(begin)
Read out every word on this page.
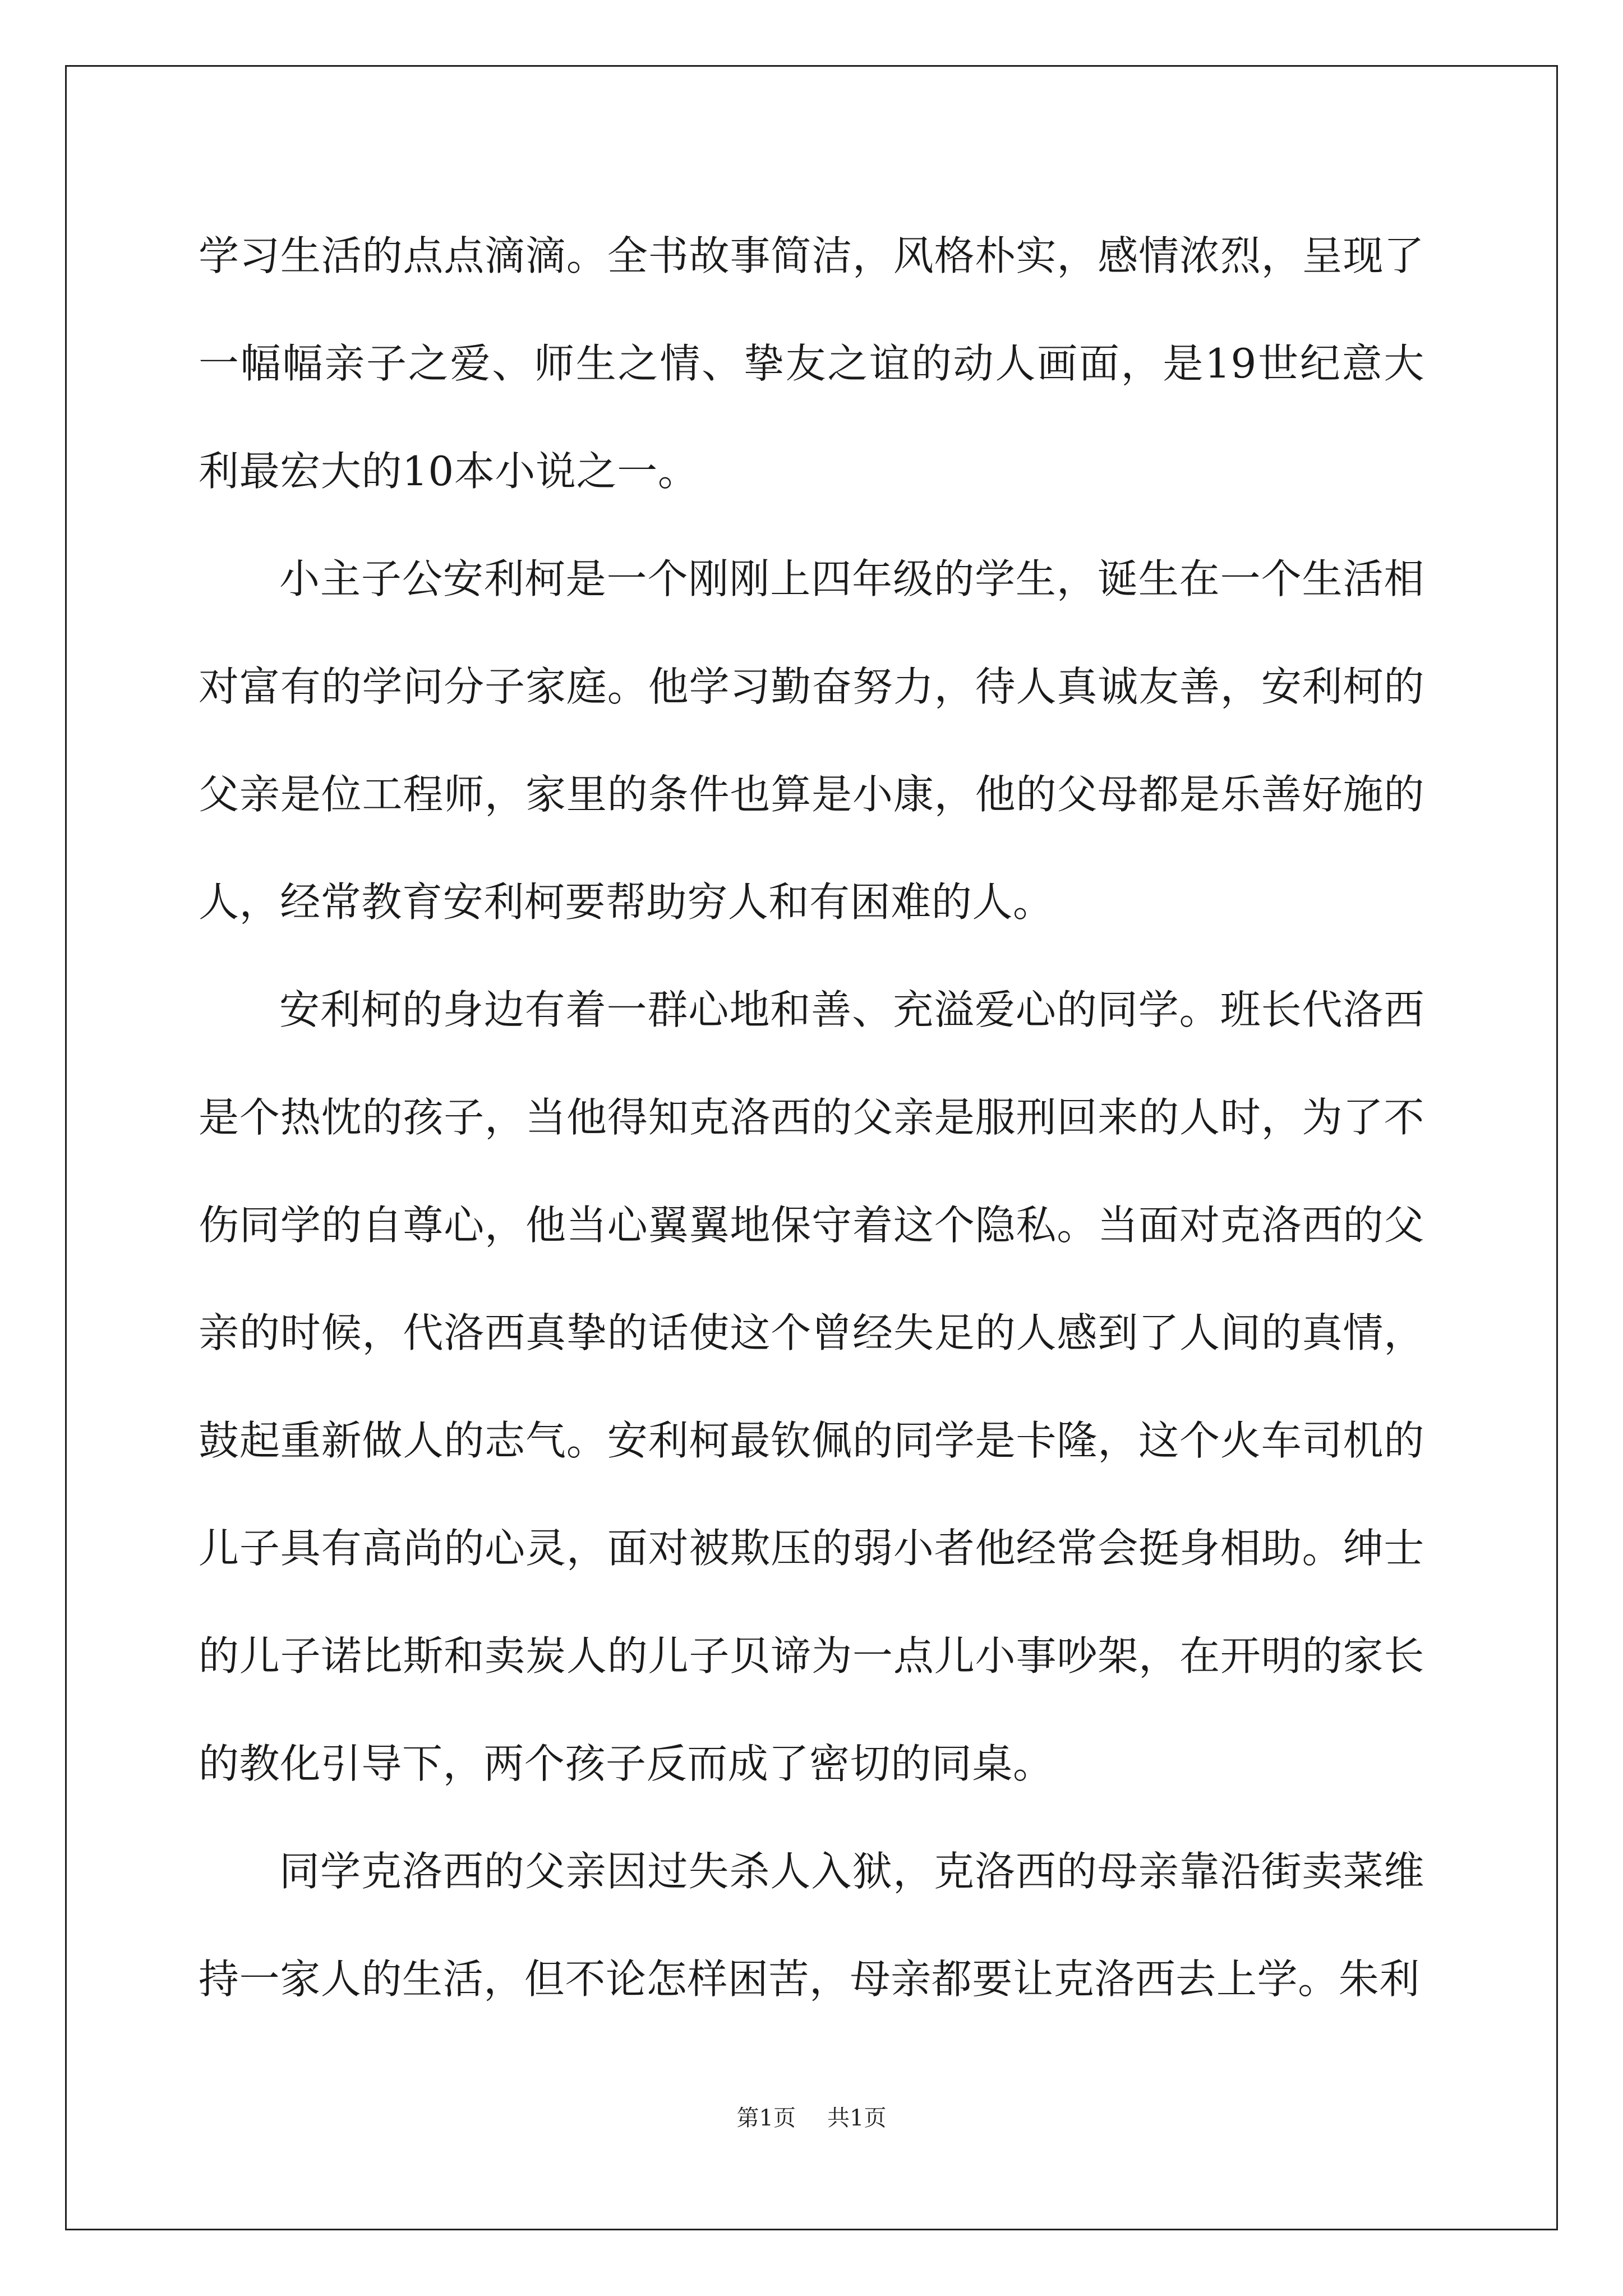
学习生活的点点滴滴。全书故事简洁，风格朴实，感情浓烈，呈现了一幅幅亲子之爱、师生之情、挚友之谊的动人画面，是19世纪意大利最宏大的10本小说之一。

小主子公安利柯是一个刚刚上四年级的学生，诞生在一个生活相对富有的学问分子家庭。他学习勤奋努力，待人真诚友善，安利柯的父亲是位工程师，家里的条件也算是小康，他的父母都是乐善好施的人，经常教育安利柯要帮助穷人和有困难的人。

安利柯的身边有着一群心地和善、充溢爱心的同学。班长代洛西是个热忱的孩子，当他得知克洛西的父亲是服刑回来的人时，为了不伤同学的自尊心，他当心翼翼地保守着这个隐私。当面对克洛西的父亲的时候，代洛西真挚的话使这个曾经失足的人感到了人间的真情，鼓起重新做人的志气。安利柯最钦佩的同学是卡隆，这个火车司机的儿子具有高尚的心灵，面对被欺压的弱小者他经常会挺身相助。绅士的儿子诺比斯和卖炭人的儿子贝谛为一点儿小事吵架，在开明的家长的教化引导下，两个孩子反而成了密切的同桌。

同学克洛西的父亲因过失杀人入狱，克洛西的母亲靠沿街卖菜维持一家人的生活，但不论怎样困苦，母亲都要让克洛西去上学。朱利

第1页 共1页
(end)
(begin)
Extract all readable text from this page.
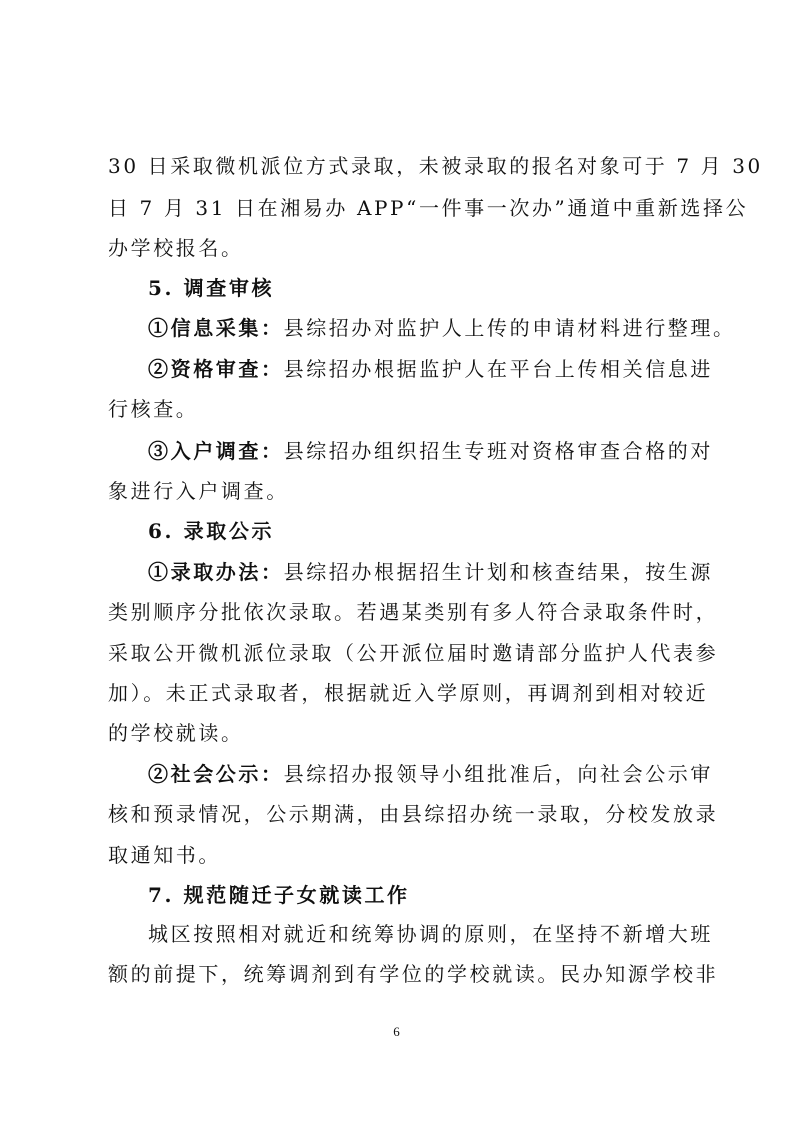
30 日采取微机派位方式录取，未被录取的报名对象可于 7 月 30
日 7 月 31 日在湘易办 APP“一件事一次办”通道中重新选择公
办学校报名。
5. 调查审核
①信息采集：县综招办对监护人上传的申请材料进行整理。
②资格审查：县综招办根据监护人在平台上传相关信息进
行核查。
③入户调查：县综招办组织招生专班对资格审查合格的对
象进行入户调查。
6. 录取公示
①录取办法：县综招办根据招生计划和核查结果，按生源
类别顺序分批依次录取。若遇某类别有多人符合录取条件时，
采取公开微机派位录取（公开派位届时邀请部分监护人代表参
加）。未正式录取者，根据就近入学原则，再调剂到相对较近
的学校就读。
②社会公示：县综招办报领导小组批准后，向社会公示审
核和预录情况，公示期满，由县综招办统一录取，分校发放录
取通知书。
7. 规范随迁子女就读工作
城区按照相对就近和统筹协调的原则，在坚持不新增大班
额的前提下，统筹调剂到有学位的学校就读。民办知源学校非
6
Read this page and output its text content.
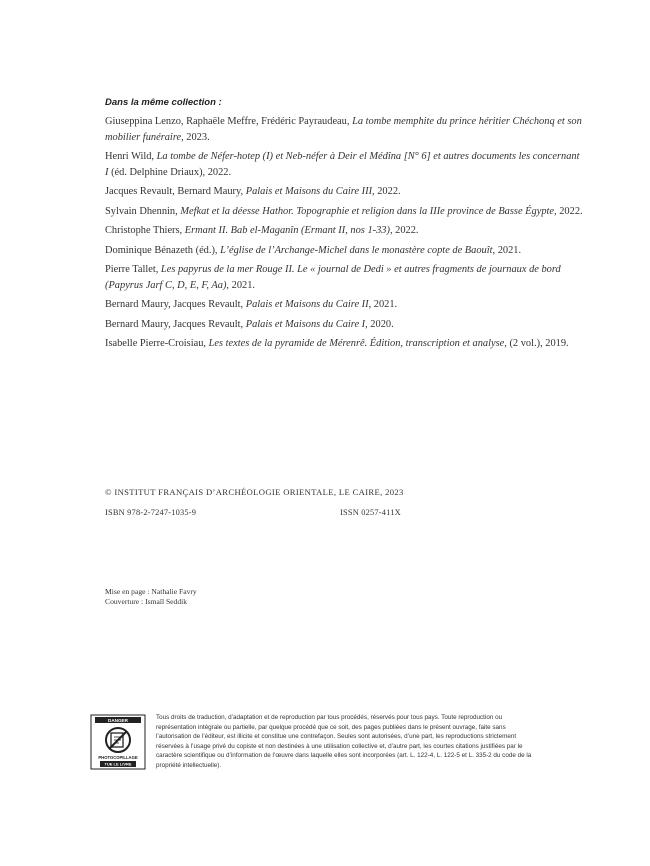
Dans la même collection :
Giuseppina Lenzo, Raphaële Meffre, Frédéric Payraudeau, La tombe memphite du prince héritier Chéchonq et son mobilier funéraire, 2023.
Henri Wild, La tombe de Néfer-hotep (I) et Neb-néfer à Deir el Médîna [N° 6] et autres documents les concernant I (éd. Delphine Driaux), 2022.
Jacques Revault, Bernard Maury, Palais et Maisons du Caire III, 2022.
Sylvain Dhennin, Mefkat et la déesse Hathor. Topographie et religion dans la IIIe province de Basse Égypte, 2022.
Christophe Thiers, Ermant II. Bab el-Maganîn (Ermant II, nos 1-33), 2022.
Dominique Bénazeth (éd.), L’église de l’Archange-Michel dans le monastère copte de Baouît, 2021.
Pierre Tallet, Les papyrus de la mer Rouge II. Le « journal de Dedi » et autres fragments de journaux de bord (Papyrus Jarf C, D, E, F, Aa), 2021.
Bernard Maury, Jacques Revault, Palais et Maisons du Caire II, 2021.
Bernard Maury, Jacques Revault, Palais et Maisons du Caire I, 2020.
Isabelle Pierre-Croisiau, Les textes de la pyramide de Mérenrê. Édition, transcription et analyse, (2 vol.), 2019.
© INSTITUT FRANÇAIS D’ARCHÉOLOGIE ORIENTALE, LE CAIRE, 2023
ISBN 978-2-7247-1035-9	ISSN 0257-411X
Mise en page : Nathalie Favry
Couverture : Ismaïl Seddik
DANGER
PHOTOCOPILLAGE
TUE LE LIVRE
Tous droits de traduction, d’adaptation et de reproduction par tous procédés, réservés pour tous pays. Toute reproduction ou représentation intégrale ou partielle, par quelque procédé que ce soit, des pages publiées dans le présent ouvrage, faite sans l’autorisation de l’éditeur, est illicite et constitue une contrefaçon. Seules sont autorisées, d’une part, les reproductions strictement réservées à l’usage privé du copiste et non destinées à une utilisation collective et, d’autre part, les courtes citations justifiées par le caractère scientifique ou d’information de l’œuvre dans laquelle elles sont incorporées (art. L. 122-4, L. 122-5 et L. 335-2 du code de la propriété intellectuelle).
(end)
(begin)
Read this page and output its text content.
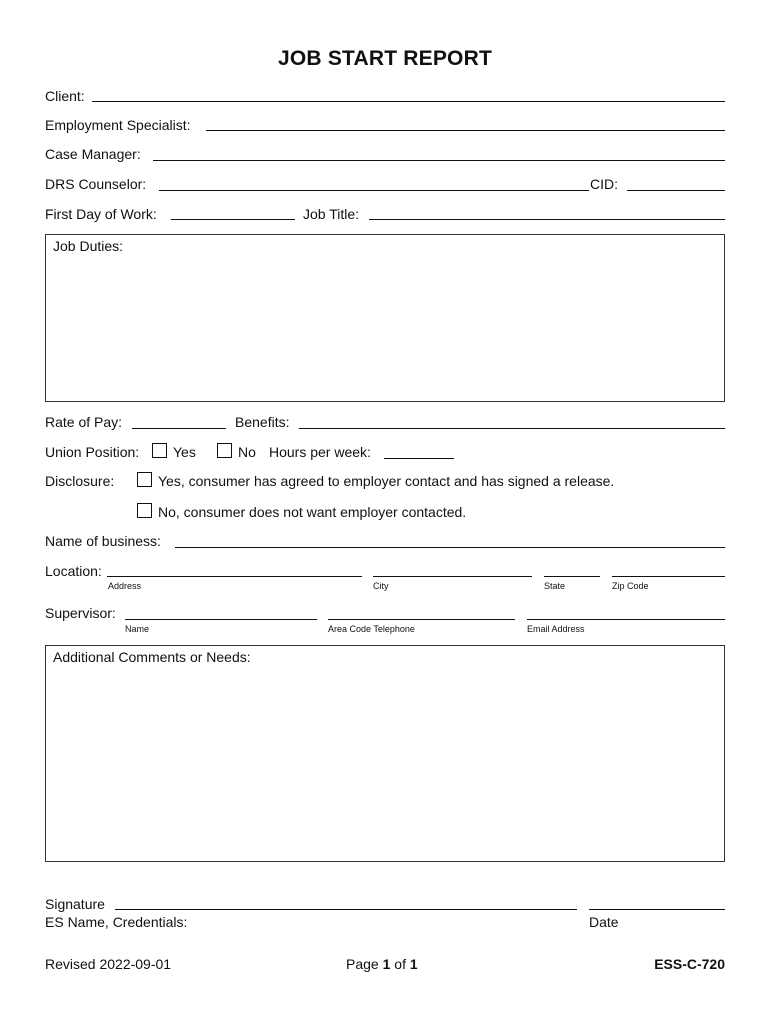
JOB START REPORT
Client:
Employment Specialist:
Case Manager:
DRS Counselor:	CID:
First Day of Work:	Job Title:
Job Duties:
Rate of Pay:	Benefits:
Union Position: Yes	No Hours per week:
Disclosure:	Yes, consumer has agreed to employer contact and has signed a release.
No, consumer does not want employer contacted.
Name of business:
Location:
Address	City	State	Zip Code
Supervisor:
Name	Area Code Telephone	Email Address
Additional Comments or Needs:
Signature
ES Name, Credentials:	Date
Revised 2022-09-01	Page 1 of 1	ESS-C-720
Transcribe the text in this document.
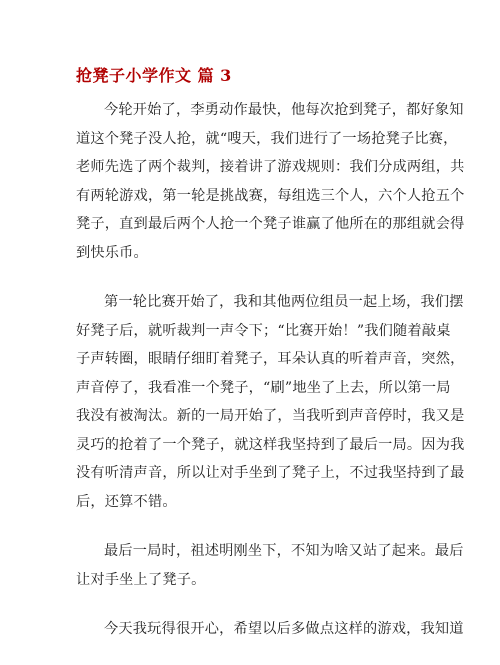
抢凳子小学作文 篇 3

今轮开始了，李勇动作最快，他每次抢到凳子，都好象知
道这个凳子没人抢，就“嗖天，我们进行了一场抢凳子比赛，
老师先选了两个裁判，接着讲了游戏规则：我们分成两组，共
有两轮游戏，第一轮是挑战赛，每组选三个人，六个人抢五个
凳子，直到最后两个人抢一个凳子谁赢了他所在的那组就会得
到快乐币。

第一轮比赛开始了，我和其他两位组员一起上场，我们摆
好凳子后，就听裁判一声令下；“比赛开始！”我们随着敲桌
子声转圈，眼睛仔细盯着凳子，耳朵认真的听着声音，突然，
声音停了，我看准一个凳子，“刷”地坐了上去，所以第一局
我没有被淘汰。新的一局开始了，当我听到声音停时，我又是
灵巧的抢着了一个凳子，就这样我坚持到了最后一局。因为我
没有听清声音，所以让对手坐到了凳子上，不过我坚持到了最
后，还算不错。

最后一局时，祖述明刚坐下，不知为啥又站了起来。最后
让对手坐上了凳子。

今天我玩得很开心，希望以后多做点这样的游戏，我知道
(end)
Pull out and copy each line containing the string "employer".

▸ Output below:
Disclosure:	Yes, consumer has agreed to employer contact and has signed a release.
No, consumer does not want employer contacted.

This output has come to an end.